▸ Requirement: The data below should be restated word for word, with every picture omitted.
⟨
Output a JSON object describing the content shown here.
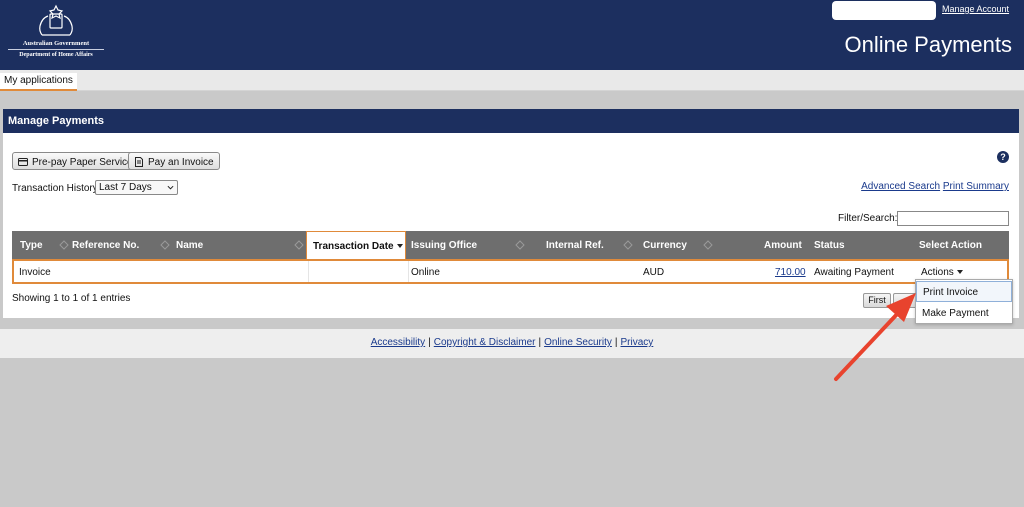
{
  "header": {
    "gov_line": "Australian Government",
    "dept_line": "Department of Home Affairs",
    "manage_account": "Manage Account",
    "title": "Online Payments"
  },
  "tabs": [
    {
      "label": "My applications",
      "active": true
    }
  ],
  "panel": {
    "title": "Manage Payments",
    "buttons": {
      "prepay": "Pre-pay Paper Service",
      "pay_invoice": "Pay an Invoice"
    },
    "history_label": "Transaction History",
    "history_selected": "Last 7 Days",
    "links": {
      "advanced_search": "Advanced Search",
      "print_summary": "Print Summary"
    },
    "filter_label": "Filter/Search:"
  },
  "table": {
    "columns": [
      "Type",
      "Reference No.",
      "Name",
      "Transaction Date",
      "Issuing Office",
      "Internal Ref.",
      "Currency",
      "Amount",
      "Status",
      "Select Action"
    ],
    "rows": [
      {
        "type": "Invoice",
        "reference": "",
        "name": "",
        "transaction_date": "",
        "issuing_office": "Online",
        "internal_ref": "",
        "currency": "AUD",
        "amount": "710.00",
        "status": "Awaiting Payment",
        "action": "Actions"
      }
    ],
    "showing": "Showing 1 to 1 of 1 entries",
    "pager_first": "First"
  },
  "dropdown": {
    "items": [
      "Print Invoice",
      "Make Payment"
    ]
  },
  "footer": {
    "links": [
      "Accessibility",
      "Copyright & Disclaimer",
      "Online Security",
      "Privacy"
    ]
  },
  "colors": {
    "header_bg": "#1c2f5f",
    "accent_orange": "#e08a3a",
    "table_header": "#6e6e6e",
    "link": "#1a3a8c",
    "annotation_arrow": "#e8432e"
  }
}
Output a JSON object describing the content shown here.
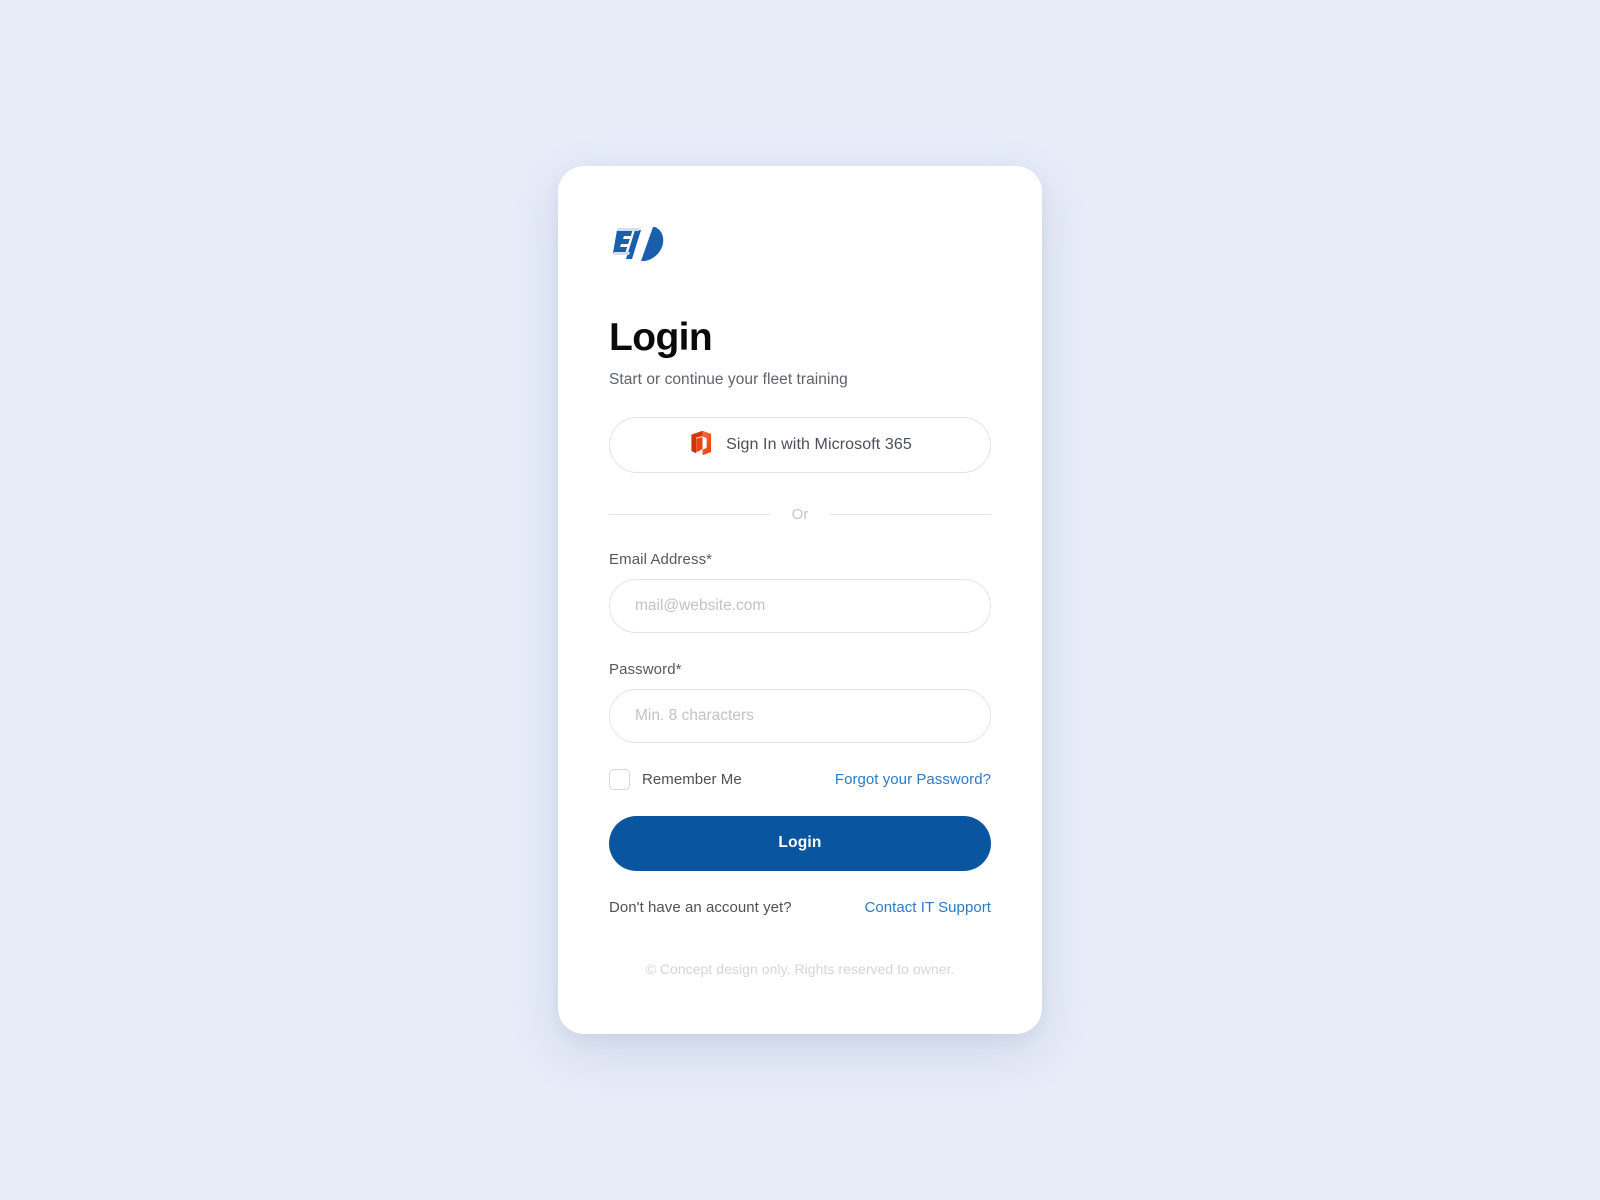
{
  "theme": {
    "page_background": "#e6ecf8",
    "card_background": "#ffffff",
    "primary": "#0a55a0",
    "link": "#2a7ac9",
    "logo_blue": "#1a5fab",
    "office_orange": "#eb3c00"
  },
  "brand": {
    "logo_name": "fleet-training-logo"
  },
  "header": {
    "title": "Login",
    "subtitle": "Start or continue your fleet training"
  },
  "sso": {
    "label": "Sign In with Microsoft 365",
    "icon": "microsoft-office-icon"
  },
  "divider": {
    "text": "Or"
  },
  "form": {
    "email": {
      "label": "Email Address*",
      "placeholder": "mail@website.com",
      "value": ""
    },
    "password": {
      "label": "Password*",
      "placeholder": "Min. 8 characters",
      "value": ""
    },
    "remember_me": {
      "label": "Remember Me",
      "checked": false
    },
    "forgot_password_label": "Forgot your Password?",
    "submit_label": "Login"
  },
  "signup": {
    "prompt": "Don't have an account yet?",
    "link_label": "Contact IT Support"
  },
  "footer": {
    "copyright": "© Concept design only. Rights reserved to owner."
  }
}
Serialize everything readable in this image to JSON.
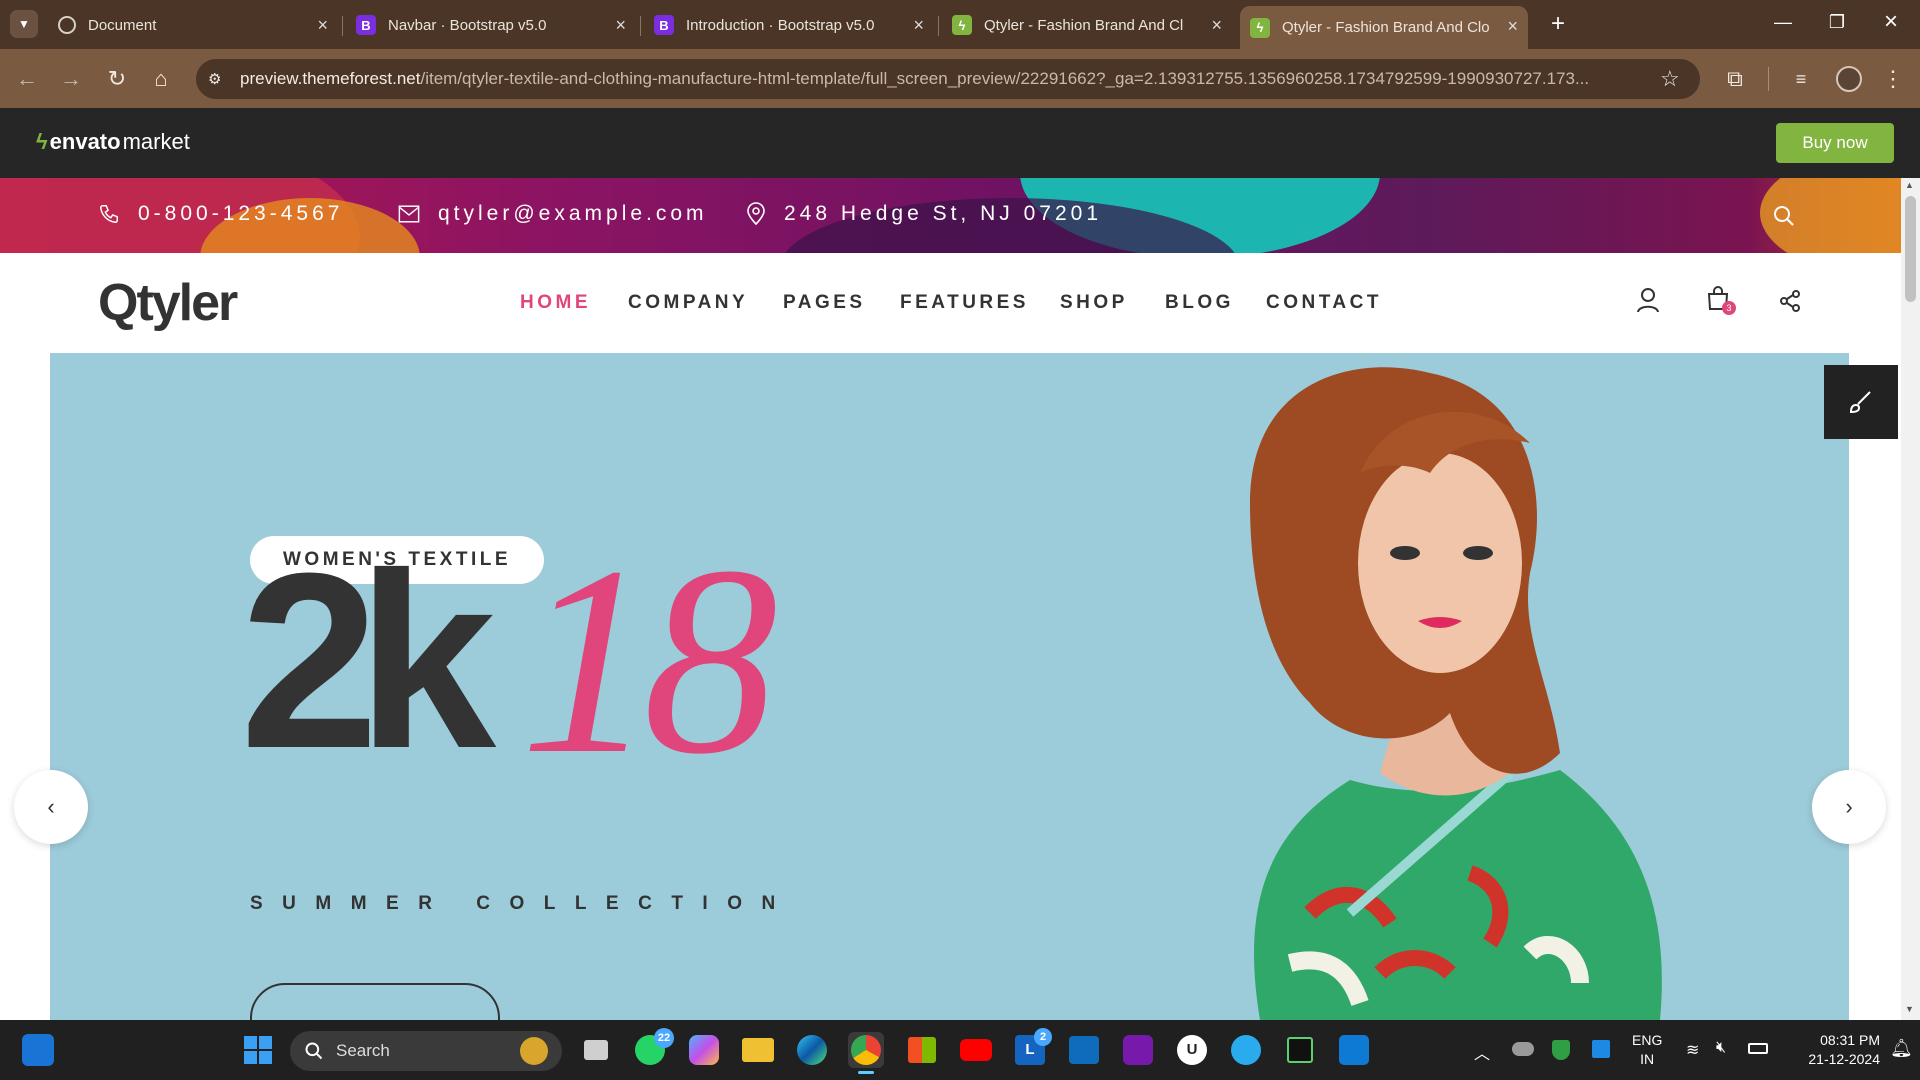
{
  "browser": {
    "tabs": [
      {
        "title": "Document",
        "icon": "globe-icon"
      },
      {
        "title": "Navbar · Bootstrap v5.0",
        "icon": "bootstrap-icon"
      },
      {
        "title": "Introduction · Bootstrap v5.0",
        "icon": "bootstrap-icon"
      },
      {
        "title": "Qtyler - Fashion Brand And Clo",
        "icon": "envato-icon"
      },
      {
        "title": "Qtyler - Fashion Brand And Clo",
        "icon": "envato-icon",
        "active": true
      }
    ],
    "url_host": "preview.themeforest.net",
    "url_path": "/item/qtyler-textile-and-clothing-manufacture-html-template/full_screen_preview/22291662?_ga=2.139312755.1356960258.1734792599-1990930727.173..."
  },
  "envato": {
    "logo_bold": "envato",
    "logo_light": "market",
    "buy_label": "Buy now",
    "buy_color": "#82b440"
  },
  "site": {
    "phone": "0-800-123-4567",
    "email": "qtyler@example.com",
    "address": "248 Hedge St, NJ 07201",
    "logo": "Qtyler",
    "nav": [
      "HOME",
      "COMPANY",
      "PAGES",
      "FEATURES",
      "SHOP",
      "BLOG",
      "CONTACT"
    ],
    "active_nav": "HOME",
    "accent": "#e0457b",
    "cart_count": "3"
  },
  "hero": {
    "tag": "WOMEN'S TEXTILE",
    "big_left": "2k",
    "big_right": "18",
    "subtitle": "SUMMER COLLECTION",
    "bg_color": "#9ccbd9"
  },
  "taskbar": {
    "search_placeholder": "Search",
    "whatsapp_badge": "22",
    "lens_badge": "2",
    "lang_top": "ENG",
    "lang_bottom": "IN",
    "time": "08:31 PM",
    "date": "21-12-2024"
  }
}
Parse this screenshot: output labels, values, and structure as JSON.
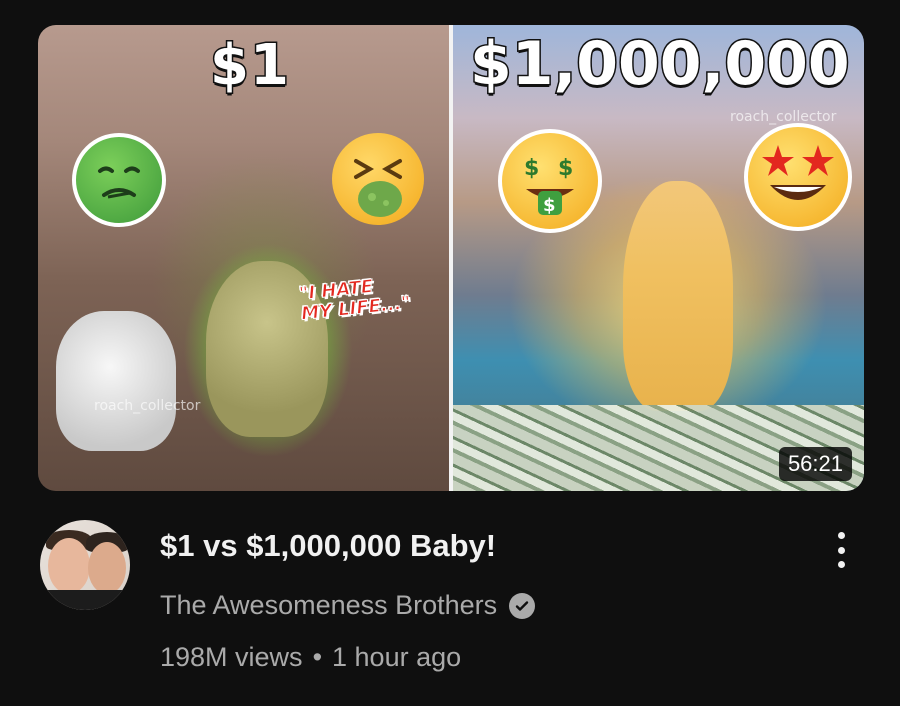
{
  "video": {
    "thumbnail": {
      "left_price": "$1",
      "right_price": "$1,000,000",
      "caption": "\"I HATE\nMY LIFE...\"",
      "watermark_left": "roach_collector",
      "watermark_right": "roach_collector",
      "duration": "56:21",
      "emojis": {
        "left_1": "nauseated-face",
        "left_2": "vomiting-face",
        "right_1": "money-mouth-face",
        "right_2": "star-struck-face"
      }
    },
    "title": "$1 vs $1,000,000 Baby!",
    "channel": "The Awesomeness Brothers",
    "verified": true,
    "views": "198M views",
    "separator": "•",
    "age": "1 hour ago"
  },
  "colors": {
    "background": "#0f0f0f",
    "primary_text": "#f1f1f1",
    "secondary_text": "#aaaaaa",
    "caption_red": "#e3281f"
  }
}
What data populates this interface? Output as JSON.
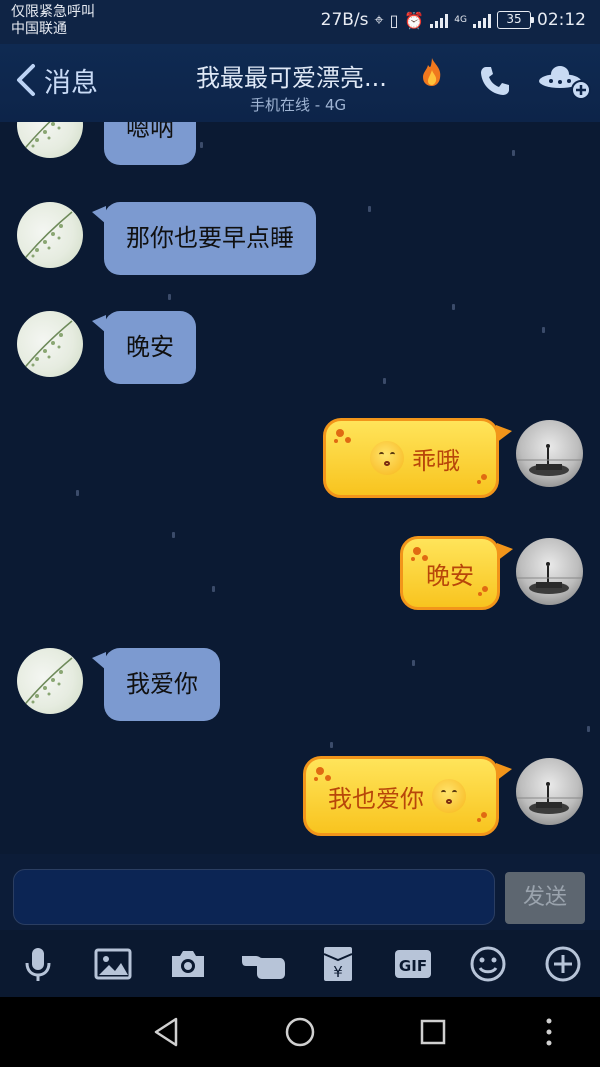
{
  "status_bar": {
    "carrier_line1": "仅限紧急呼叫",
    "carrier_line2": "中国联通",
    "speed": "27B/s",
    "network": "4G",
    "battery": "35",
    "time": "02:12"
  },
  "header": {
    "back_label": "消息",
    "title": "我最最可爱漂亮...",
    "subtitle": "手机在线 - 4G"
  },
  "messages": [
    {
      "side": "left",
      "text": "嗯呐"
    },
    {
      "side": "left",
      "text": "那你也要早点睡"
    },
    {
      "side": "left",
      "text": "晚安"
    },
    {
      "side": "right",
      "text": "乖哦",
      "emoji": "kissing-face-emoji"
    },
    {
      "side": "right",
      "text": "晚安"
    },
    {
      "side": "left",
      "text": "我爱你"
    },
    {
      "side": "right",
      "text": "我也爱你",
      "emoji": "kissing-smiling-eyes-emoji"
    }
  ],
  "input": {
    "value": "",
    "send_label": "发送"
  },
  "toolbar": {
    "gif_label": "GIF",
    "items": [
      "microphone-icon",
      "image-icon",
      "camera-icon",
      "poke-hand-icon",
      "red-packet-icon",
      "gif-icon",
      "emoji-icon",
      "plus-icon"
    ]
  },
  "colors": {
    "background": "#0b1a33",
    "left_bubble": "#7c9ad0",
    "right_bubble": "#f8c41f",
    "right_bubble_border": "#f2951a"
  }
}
⟩
▸ Answer to this exercise:
Output a JSON object describing the content shown here.
{
  "header": {
    "gov_line": "Australian Government",
    "dept_line": "Department of Home Affairs",
    "manage_account": "Manage Account",
    "title": "Online Payments"
  },
  "tabs": [
    {
      "label": "My applications",
      "active": true
    }
  ],
  "panel": {
    "title": "Manage Payments",
    "buttons": {
      "prepay": "Pre-pay Paper Service",
      "pay_invoice": "Pay an Invoice"
    },
    "history_label": "Transaction History",
    "history_selected": "Last 7 Days",
    "links": {
      "advanced_search": "Advanced Search",
      "print_summary": "Print Summary"
    },
    "filter_label": "Filter/Search:"
  },
  "table": {
    "columns": [
      "Type",
      "Reference No.",
      "Name",
      "Transaction Date",
      "Issuing Office",
      "Internal Ref.",
      "Currency",
      "Amount",
      "Status",
      "Select Action"
    ],
    "rows": [
      {
        "type": "Invoice",
        "reference": "",
        "name": "",
        "transaction_date": "",
        "issuing_office": "Online",
        "internal_ref": "",
        "currency": "AUD",
        "amount": "710.00",
        "status": "Awaiting Payment",
        "action": "Actions"
      }
    ],
    "showing": "Showing 1 to 1 of 1 entries",
    "pager_first": "First"
  },
  "dropdown": {
    "items": [
      "Print Invoice",
      "Make Payment"
    ]
  },
  "footer": {
    "links": [
      "Accessibility",
      "Copyright & Disclaimer",
      "Online Security",
      "Privacy"
    ]
  },
  "colors": {
    "header_bg": "#1c2f5f",
    "accent_orange": "#e08a3a",
    "table_header": "#6e6e6e",
    "link": "#1a3a8c",
    "annotation_arrow": "#e8432e"
  }
}
Output a JSON object describing the content shown here.
{
  "theme": {
    "page_background": "#e6ecf8",
    "card_background": "#ffffff",
    "primary": "#0a55a0",
    "link": "#2a7ac9",
    "logo_blue": "#1a5fab",
    "office_orange": "#eb3c00"
  },
  "brand": {
    "logo_name": "fleet-training-logo"
  },
  "header": {
    "title": "Login",
    "subtitle": "Start or continue your fleet training"
  },
  "sso": {
    "label": "Sign In with Microsoft 365",
    "icon": "microsoft-office-icon"
  },
  "divider": {
    "text": "Or"
  },
  "form": {
    "email": {
      "label": "Email Address*",
      "placeholder": "mail@website.com",
      "value": ""
    },
    "password": {
      "label": "Password*",
      "placeholder": "Min. 8 characters",
      "value": ""
    },
    "remember_me": {
      "label": "Remember Me",
      "checked": false
    },
    "forgot_password_label": "Forgot your Password?",
    "submit_label": "Login"
  },
  "signup": {
    "prompt": "Don't have an account yet?",
    "link_label": "Contact IT Support"
  },
  "footer": {
    "copyright": "© Concept design only. Rights reserved to owner."
  }
}
Serialize everything readable in this image to JSON.
{
  "browser": {
    "tabs": [
      {
        "title": "Document",
        "icon": "globe-icon"
      },
      {
        "title": "Navbar · Bootstrap v5.0",
        "icon": "bootstrap-icon"
      },
      {
        "title": "Introduction · Bootstrap v5.0",
        "icon": "bootstrap-icon"
      },
      {
        "title": "Qtyler - Fashion Brand And Clo",
        "icon": "envato-icon"
      },
      {
        "title": "Qtyler - Fashion Brand And Clo",
        "icon": "envato-icon",
        "active": true
      }
    ],
    "url_host": "preview.themeforest.net",
    "url_path": "/item/qtyler-textile-and-clothing-manufacture-html-template/full_screen_preview/22291662?_ga=2.139312755.1356960258.1734792599-1990930727.173..."
  },
  "envato": {
    "logo_bold": "envato",
    "logo_light": "market",
    "buy_label": "Buy now",
    "buy_color": "#82b440"
  },
  "site": {
    "phone": "0-800-123-4567",
    "email": "qtyler@example.com",
    "address": "248 Hedge St, NJ 07201",
    "logo": "Qtyler",
    "nav": [
      "HOME",
      "COMPANY",
      "PAGES",
      "FEATURES",
      "SHOP",
      "BLOG",
      "CONTACT"
    ],
    "active_nav": "HOME",
    "accent": "#e0457b",
    "cart_count": "3"
  },
  "hero": {
    "tag": "WOMEN'S TEXTILE",
    "big_left": "2k",
    "big_right": "18",
    "subtitle": "SUMMER COLLECTION",
    "bg_color": "#9ccbd9"
  },
  "taskbar": {
    "search_placeholder": "Search",
    "whatsapp_badge": "22",
    "lens_badge": "2",
    "lang_top": "ENG",
    "lang_bottom": "IN",
    "time": "08:31 PM",
    "date": "21-12-2024"
  }
}
Parse this screenshot: output labels, values, and structure as JSON.
{
  "video": {
    "thumbnail": {
      "left_price": "$1",
      "right_price": "$1,000,000",
      "caption": "\"I HATE\nMY LIFE...\"",
      "watermark_left": "roach_collector",
      "watermark_right": "roach_collector",
      "duration": "56:21",
      "emojis": {
        "left_1": "nauseated-face",
        "left_2": "vomiting-face",
        "right_1": "money-mouth-face",
        "right_2": "star-struck-face"
      }
    },
    "title": "$1 vs $1,000,000 Baby!",
    "channel": "The Awesomeness Brothers",
    "verified": true,
    "views": "198M views",
    "separator": "•",
    "age": "1 hour ago"
  },
  "colors": {
    "background": "#0f0f0f",
    "primary_text": "#f1f1f1",
    "secondary_text": "#aaaaaa",
    "caption_red": "#e3281f"
  }
}
What data populates this interface? Output as JSON.
{
  "status_bar": {
    "carrier_line1": "仅限紧急呼叫",
    "carrier_line2": "中国联通",
    "speed": "27B/s",
    "network": "4G",
    "battery": "35",
    "time": "02:12"
  },
  "header": {
    "back_label": "消息",
    "title": "我最最可爱漂亮...",
    "subtitle": "手机在线 - 4G"
  },
  "messages": [
    {
      "side": "left",
      "text": "嗯呐"
    },
    {
      "side": "left",
      "text": "那你也要早点睡"
    },
    {
      "side": "left",
      "text": "晚安"
    },
    {
      "side": "right",
      "text": "乖哦",
      "emoji": "kissing-face-emoji"
    },
    {
      "side": "right",
      "text": "晚安"
    },
    {
      "side": "left",
      "text": "我爱你"
    },
    {
      "side": "right",
      "text": "我也爱你",
      "emoji": "kissing-smiling-eyes-emoji"
    }
  ],
  "input": {
    "value": "",
    "send_label": "发送"
  },
  "toolbar": {
    "gif_label": "GIF",
    "items": [
      "microphone-icon",
      "image-icon",
      "camera-icon",
      "poke-hand-icon",
      "red-packet-icon",
      "gif-icon",
      "emoji-icon",
      "plus-icon"
    ]
  },
  "colors": {
    "background": "#0b1a33",
    "left_bubble": "#7c9ad0",
    "right_bubble": "#f8c41f",
    "right_bubble_border": "#f2951a"
  }
}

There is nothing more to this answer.